§ Exercise brief:
Examine the material below and count the lines that hold the word "Sertifikat". Report only the number.

§ Provided material:
• • • • •

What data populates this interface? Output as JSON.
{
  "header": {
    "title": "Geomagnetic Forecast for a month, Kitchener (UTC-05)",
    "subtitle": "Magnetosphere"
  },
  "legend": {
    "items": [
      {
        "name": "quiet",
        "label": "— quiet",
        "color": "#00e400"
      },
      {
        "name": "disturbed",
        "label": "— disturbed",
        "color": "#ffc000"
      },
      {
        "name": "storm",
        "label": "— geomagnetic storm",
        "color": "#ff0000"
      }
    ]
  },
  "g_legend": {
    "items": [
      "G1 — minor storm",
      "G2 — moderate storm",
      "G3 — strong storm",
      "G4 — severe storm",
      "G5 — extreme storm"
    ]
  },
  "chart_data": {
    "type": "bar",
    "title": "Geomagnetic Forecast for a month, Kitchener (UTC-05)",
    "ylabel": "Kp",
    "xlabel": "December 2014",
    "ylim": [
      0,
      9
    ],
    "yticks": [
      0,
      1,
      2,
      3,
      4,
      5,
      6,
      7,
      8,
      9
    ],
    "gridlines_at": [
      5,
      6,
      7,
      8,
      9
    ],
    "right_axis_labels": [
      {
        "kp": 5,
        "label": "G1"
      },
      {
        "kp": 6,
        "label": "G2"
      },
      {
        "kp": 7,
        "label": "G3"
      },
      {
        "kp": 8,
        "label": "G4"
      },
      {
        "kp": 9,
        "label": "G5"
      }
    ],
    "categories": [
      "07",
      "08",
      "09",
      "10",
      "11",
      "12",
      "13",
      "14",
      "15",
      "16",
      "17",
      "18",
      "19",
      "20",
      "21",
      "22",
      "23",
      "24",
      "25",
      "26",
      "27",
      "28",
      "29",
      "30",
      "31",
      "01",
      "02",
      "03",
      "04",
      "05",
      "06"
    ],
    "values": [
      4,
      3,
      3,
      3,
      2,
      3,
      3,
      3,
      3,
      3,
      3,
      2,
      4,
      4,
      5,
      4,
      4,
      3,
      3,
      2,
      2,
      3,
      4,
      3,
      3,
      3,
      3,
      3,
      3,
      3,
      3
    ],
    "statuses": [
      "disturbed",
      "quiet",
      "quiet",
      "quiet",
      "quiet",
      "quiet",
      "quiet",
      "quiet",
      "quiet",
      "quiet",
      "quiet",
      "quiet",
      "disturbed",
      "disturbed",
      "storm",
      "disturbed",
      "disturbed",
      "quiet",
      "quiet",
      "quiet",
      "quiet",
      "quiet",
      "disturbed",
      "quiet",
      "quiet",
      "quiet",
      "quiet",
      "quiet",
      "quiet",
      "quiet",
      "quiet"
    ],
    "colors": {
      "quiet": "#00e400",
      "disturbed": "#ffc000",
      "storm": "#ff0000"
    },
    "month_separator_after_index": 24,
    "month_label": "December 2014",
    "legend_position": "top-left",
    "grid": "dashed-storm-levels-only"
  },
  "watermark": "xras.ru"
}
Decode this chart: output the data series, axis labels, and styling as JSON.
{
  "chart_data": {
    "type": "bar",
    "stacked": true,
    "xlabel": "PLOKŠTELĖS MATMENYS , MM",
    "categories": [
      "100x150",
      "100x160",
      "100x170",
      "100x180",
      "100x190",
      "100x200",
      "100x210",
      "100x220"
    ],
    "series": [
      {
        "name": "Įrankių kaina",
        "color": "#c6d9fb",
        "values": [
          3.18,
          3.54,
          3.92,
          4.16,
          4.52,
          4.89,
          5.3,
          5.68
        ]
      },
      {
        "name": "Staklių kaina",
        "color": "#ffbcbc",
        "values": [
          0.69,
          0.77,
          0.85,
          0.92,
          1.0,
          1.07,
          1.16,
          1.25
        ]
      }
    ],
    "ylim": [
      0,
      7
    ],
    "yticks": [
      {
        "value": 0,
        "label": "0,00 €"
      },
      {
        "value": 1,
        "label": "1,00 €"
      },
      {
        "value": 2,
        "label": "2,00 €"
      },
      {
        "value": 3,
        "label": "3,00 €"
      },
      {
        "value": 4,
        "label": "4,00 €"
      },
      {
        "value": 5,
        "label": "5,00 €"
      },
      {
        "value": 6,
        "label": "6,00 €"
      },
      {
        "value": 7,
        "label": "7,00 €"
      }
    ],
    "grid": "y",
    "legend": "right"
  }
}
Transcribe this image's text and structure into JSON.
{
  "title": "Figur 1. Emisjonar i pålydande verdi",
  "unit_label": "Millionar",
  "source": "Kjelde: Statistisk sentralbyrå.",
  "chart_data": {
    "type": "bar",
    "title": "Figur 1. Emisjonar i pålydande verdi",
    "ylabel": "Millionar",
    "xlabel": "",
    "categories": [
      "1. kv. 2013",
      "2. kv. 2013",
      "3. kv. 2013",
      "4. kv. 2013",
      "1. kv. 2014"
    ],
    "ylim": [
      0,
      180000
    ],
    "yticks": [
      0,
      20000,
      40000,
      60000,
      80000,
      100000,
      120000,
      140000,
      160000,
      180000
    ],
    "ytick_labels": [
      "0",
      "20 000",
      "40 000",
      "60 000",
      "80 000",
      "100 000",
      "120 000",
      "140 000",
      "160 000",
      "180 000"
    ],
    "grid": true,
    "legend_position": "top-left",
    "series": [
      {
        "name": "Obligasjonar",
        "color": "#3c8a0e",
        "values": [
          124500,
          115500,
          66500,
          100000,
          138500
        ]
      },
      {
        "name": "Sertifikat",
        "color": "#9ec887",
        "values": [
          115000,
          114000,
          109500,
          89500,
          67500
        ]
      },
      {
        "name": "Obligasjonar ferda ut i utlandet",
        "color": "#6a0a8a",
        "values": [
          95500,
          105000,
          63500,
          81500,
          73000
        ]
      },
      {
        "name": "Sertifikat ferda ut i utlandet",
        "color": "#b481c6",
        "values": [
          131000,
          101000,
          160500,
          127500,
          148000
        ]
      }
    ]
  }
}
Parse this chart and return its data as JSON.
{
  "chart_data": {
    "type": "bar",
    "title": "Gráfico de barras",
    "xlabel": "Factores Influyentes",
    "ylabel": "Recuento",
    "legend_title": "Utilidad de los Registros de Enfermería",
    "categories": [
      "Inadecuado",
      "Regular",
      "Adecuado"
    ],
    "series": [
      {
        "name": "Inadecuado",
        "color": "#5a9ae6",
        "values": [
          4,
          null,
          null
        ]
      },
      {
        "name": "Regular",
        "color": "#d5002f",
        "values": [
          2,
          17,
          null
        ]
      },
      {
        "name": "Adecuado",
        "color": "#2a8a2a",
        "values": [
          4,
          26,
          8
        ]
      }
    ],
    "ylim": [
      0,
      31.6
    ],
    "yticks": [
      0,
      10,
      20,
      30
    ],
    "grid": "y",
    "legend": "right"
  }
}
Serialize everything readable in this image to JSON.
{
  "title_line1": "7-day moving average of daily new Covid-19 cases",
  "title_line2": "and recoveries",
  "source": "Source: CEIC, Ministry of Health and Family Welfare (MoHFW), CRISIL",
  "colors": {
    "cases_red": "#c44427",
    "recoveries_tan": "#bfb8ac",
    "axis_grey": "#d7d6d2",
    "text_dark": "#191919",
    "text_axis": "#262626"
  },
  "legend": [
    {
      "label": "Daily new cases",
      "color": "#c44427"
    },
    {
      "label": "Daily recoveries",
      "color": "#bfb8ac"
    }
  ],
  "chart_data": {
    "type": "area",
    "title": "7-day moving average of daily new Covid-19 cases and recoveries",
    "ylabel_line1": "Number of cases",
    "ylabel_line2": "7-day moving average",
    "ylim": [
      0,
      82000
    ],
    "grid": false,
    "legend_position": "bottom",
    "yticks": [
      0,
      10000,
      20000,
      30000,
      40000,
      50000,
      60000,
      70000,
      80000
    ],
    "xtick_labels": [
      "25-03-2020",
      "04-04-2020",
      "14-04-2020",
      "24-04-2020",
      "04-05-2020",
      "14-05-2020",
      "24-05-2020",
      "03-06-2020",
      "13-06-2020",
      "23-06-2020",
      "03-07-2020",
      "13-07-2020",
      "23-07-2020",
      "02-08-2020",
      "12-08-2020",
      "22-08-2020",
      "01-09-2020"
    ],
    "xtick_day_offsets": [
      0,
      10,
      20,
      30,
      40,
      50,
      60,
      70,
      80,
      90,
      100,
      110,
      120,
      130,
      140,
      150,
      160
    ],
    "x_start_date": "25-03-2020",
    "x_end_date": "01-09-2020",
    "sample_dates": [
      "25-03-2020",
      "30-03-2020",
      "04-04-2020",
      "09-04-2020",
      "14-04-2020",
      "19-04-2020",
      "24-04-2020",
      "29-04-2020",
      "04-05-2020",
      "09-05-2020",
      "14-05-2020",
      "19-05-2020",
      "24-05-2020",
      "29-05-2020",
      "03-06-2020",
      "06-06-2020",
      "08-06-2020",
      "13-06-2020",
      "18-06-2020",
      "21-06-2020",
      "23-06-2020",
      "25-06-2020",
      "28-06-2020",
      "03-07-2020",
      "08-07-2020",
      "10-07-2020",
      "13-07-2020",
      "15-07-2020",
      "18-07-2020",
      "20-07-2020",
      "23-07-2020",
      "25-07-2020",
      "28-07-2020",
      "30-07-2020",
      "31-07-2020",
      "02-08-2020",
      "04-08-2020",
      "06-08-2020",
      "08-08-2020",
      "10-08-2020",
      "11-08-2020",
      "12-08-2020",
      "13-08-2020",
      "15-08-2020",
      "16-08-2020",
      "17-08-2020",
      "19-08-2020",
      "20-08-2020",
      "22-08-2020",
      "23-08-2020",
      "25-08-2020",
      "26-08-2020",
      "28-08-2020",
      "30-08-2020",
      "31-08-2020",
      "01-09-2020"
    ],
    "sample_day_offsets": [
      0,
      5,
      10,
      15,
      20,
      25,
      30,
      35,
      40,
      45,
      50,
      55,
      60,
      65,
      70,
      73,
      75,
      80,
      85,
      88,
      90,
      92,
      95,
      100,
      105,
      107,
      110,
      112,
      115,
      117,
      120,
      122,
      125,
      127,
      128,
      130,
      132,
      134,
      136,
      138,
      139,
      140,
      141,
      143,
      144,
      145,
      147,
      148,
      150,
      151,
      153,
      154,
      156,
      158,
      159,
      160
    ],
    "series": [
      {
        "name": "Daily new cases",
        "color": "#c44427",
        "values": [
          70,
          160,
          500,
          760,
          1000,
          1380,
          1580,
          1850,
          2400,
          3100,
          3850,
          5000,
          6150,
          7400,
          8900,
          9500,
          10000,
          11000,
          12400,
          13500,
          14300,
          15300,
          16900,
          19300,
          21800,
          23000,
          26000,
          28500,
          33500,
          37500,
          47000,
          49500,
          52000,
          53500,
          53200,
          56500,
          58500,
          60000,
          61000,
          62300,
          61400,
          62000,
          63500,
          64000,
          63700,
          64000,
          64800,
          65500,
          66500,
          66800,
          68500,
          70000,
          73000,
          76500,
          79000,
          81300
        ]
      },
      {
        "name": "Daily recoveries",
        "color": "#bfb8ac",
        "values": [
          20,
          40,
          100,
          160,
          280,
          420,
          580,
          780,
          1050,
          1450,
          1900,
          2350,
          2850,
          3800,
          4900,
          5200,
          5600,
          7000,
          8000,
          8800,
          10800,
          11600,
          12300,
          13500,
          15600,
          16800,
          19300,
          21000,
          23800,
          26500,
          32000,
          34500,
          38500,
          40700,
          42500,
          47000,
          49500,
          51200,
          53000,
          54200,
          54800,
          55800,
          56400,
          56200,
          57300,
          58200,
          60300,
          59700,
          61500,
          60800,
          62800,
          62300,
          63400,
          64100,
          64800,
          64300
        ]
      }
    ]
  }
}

• • • • •

§ In response:
2